▶ What to produce
Copy out all lines that hold "product".

▶ Supplied data
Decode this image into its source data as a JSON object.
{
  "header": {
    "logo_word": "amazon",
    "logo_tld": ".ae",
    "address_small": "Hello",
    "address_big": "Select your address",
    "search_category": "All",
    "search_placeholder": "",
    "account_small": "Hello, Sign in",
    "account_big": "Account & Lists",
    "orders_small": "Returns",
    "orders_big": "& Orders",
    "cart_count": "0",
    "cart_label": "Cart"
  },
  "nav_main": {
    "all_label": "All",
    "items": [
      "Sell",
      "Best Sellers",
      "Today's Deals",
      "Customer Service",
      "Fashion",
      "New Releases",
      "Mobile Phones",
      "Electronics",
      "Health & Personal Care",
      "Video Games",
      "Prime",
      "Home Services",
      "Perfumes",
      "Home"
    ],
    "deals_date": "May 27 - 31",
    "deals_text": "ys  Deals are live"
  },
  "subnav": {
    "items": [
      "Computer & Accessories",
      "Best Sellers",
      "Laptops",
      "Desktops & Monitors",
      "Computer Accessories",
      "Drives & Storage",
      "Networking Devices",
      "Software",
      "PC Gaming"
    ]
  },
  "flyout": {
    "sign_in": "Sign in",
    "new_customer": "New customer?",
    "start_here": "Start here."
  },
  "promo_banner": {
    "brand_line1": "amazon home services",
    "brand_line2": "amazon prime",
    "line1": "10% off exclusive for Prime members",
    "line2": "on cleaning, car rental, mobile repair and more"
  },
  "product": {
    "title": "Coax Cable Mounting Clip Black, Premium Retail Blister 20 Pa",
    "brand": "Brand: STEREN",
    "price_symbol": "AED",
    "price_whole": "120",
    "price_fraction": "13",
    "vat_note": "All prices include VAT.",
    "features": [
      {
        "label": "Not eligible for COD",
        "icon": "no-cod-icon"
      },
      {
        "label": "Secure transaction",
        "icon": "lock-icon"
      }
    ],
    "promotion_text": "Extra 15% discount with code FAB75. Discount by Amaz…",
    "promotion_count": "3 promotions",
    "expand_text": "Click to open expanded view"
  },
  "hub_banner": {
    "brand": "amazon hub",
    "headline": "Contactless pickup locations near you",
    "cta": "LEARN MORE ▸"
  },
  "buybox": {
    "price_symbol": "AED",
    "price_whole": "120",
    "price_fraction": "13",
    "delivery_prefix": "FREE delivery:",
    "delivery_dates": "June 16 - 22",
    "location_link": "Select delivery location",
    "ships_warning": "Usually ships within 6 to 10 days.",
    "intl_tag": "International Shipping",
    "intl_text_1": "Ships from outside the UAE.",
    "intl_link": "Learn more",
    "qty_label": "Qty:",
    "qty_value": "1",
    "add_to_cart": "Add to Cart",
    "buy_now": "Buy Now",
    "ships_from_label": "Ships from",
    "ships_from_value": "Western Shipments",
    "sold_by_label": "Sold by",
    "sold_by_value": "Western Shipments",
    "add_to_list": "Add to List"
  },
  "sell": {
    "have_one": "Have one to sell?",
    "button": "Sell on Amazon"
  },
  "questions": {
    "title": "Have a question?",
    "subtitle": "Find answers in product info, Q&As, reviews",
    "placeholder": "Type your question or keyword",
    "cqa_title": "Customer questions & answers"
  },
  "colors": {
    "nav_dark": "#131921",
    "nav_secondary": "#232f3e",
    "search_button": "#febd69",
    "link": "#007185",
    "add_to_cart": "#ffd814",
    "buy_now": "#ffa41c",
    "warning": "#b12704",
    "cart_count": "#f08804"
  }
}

▶ Response to this exercise
  "product": {
    "subtitle": "Find answers in product info, Q&As, reviews",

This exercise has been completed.